* _GIVEN EXERCISE_
Go through the listing and write out all of it exactly.

#### EXERCISE MATERIALS ####

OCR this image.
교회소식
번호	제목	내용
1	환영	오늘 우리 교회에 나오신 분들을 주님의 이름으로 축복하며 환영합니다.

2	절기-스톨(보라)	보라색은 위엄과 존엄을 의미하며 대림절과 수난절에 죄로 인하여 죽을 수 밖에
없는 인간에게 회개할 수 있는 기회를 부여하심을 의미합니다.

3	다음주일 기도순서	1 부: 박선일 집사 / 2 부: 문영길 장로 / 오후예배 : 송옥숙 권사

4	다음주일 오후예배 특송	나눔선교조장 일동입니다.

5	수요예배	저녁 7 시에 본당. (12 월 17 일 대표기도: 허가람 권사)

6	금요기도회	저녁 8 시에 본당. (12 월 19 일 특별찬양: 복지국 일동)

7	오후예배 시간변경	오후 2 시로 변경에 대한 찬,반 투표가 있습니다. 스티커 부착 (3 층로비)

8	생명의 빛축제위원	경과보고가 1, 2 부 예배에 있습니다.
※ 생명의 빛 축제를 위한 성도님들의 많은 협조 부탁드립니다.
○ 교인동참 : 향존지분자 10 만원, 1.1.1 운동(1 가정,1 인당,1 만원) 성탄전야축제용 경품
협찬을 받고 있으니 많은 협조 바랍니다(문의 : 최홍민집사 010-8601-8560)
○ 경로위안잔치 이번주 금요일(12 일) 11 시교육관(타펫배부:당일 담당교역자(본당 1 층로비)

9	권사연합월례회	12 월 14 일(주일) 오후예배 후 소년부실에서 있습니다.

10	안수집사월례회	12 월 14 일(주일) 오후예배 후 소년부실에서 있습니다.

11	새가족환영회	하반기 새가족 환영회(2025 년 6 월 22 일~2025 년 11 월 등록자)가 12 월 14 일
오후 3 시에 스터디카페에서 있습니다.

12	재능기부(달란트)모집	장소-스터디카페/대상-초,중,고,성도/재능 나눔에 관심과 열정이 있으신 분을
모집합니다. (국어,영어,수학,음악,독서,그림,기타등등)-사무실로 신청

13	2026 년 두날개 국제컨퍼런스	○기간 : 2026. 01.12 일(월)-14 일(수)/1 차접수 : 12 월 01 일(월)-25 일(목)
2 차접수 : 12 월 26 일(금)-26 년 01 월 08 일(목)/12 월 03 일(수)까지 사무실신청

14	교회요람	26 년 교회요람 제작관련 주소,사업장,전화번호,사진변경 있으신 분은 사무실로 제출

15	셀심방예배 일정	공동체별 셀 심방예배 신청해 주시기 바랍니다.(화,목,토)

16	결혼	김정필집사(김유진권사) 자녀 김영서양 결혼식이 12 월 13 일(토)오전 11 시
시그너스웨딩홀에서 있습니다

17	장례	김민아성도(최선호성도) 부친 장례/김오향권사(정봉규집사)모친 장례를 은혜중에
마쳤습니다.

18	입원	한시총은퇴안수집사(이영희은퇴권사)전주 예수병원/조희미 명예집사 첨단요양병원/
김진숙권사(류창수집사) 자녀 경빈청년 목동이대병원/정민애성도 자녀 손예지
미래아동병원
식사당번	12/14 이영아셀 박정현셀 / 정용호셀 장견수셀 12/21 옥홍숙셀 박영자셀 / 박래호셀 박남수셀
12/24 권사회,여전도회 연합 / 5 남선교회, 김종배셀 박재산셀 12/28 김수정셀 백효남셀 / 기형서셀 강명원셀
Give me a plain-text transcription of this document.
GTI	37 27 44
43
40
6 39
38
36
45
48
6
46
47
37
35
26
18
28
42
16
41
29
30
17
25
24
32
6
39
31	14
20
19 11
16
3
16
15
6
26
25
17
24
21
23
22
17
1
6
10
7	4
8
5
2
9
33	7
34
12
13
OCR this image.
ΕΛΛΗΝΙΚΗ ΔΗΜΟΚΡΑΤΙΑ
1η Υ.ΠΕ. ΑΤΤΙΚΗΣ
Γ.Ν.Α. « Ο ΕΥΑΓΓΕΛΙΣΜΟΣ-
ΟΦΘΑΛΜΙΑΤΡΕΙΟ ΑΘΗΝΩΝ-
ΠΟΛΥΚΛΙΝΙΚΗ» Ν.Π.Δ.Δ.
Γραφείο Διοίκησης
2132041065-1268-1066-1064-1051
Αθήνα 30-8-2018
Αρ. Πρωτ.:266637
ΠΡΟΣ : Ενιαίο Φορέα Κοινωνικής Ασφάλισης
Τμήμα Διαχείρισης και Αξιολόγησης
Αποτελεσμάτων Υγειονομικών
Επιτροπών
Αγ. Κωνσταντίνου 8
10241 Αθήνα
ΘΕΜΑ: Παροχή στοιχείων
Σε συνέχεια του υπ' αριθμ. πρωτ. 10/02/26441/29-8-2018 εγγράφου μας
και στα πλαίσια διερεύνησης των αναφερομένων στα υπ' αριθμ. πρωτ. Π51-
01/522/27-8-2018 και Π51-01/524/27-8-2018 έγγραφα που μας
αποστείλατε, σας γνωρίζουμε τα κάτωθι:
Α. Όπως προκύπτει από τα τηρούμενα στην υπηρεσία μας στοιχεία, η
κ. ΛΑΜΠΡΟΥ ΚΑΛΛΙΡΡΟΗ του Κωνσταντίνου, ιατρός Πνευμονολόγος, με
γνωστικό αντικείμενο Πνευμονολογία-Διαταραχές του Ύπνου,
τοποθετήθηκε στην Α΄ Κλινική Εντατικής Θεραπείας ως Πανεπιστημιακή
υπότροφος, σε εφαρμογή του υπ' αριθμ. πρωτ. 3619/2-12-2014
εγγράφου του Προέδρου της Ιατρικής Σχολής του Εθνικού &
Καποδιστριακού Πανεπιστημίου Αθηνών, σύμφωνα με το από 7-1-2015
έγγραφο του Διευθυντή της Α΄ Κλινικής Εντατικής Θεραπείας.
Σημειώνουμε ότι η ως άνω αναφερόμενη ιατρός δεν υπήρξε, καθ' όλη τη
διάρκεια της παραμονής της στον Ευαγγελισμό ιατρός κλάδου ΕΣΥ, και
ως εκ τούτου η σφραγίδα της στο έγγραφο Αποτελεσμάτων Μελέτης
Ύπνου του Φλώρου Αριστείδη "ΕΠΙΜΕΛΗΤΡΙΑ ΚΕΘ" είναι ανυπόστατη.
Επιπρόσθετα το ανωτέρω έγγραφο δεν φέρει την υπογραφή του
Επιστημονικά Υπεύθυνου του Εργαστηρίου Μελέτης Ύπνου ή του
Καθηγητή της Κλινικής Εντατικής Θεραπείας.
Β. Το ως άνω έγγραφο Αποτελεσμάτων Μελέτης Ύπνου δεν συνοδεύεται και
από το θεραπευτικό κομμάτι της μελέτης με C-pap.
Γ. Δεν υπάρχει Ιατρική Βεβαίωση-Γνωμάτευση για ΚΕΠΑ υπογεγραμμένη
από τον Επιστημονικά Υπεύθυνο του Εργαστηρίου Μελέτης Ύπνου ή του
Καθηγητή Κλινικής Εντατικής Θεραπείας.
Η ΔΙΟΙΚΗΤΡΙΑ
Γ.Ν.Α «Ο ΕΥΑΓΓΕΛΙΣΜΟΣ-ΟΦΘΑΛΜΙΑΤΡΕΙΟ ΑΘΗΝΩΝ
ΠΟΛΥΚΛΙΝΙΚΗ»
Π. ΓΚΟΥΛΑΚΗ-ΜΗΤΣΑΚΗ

####

* _RESPONSE TO THE TASK_
OCR this image.
교회소식
번호	제목	내용
1	환영	오늘 우리 교회에 나오신 분들을 주님의 이름으로 축복하며 환영합니다.

2	절기-스톨(보라)	보라색은 위엄과 존엄을 의미하며 대림절과 수난절에 죄로 인하여 죽을 수 밖에
없는 인간에게 회개할 수 있는 기회를 부여하심을 의미합니다.

3	다음주일 기도순서	1 부: 박선일 집사 / 2 부: 문영길 장로 / 오후예배 : 송옥숙 권사

4	다음주일 오후예배 특송	나눔선교조장 일동입니다.

5	수요예배	저녁 7 시에 본당. (12 월 17 일 대표기도: 허가람 권사)

6	금요기도회	저녁 8 시에 본당. (12 월 19 일 특별찬양: 복지국 일동)

7	오후예배 시간변경	오후 2 시로 변경에 대한 찬,반 투표가 있습니다. 스티커 부착 (3 층로비)

8	생명의 빛축제위원	경과보고가 1, 2 부 예배에 있습니다.
※ 생명의 빛 축제를 위한 성도님들의 많은 협조 부탁드립니다.
○ 교인동참 : 향존지분자 10 만원, 1.1.1 운동(1 가정,1 인당,1 만원) 성탄전야축제용 경품
협찬을 받고 있으니 많은 협조 바랍니다(문의 : 최홍민집사 010-8601-8560)
○ 경로위안잔치 이번주 금요일(12 일) 11 시교육관(타펫배부:당일 담당교역자(본당 1 층로비)

9	권사연합월례회	12 월 14 일(주일) 오후예배 후 소년부실에서 있습니다.

10	안수집사월례회	12 월 14 일(주일) 오후예배 후 소년부실에서 있습니다.

11	새가족환영회	하반기 새가족 환영회(2025 년 6 월 22 일~2025 년 11 월 등록자)가 12 월 14 일
오후 3 시에 스터디카페에서 있습니다.

12	재능기부(달란트)모집	장소-스터디카페/대상-초,중,고,성도/재능 나눔에 관심과 열정이 있으신 분을
모집합니다. (국어,영어,수학,음악,독서,그림,기타등등)-사무실로 신청

13	2026 년 두날개 국제컨퍼런스	○기간 : 2026. 01.12 일(월)-14 일(수)/1 차접수 : 12 월 01 일(월)-25 일(목)
2 차접수 : 12 월 26 일(금)-26 년 01 월 08 일(목)/12 월 03 일(수)까지 사무실신청

14	교회요람	26 년 교회요람 제작관련 주소,사업장,전화번호,사진변경 있으신 분은 사무실로 제출

15	셀심방예배 일정	공동체별 셀 심방예배 신청해 주시기 바랍니다.(화,목,토)

16	결혼	김정필집사(김유진권사) 자녀 김영서양 결혼식이 12 월 13 일(토)오전 11 시
시그너스웨딩홀에서 있습니다

17	장례	김민아성도(최선호성도) 부친 장례/김오향권사(정봉규집사)모친 장례를 은혜중에
마쳤습니다.

18	입원	한시총은퇴안수집사(이영희은퇴권사)전주 예수병원/조희미 명예집사 첨단요양병원/
김진숙권사(류창수집사) 자녀 경빈청년 목동이대병원/정민애성도 자녀 손예지
미래아동병원
식사당번	12/14 이영아셀 박정현셀 / 정용호셀 장견수셀 12/21 옥홍숙셀 박영자셀 / 박래호셀 박남수셀
12/24 권사회,여전도회 연합 / 5 남선교회, 김종배셀 박재산셀 12/28 김수정셀 백효남셀 / 기형서셀 강명원셀
Give me a plain-text transcription of this document.
GTI	37 27 44
43
40
6 39
38
36
45
48
6
46
47
37
35
26
18
28
42
16
41
29
30
17
25
24
32
6
39
31	14
20
19 11
16
3
16
15
6
26
25
17
24
21
23
22
17
1
6
10
7	4
8
5
2
9
33	7
34
12
13
OCR this image.
ΕΛΛΗΝΙΚΗ ΔΗΜΟΚΡΑΤΙΑ
1η Υ.ΠΕ. ΑΤΤΙΚΗΣ
Γ.Ν.Α. « Ο ΕΥΑΓΓΕΛΙΣΜΟΣ-
ΟΦΘΑΛΜΙΑΤΡΕΙΟ ΑΘΗΝΩΝ-
ΠΟΛΥΚΛΙΝΙΚΗ» Ν.Π.Δ.Δ.
Γραφείο Διοίκησης
2132041065-1268-1066-1064-1051
Αθήνα 30-8-2018
Αρ. Πρωτ.:266637
ΠΡΟΣ : Ενιαίο Φορέα Κοινωνικής Ασφάλισης
Τμήμα Διαχείρισης και Αξιολόγησης
Αποτελεσμάτων Υγειονομικών
Επιτροπών
Αγ. Κωνσταντίνου 8
10241 Αθήνα
ΘΕΜΑ: Παροχή στοιχείων
Σε συνέχεια του υπ' αριθμ. πρωτ. 10/02/26441/29-8-2018 εγγράφου μας
και στα πλαίσια διερεύνησης των αναφερομένων στα υπ' αριθμ. πρωτ. Π51-
01/522/27-8-2018 και Π51-01/524/27-8-2018 έγγραφα που μας
αποστείλατε, σας γνωρίζουμε τα κάτωθι:
Α. Όπως προκύπτει από τα τηρούμενα στην υπηρεσία μας στοιχεία, η
κ. ΛΑΜΠΡΟΥ ΚΑΛΛΙΡΡΟΗ του Κωνσταντίνου, ιατρός Πνευμονολόγος, με
γνωστικό αντικείμενο Πνευμονολογία-Διαταραχές του Ύπνου,
τοποθετήθηκε στην Α΄ Κλινική Εντατικής Θεραπείας ως Πανεπιστημιακή
υπότροφος, σε εφαρμογή του υπ' αριθμ. πρωτ. 3619/2-12-2014
εγγράφου του Προέδρου της Ιατρικής Σχολής του Εθνικού &
Καποδιστριακού Πανεπιστημίου Αθηνών, σύμφωνα με το από 7-1-2015
έγγραφο του Διευθυντή της Α΄ Κλινικής Εντατικής Θεραπείας.
Σημειώνουμε ότι η ως άνω αναφερόμενη ιατρός δεν υπήρξε, καθ' όλη τη
διάρκεια της παραμονής της στον Ευαγγελισμό ιατρός κλάδου ΕΣΥ, και
ως εκ τούτου η σφραγίδα της στο έγγραφο Αποτελεσμάτων Μελέτης
Ύπνου του Φλώρου Αριστείδη "ΕΠΙΜΕΛΗΤΡΙΑ ΚΕΘ" είναι ανυπόστατη.
Επιπρόσθετα το ανωτέρω έγγραφο δεν φέρει την υπογραφή του
Επιστημονικά Υπεύθυνου του Εργαστηρίου Μελέτης Ύπνου ή του
Καθηγητή της Κλινικής Εντατικής Θεραπείας.
Β. Το ως άνω έγγραφο Αποτελεσμάτων Μελέτης Ύπνου δεν συνοδεύεται και
από το θεραπευτικό κομμάτι της μελέτης με C-pap.
Γ. Δεν υπάρχει Ιατρική Βεβαίωση-Γνωμάτευση για ΚΕΠΑ υπογεγραμμένη
από τον Επιστημονικά Υπεύθυνο του Εργαστηρίου Μελέτης Ύπνου ή του
Καθηγητή Κλινικής Εντατικής Θεραπείας.
Η ΔΙΟΙΚΗΤΡΙΑ
Γ.Ν.Α «Ο ΕΥΑΓΓΕΛΙΣΜΟΣ-ΟΦΘΑΛΜΙΑΤΡΕΙΟ ΑΘΗΝΩΝ
ΠΟΛΥΚΛΙΝΙΚΗ»
Π. ΓΚΟΥΛΑΚΗ-ΜΗΤΣΑΚΗ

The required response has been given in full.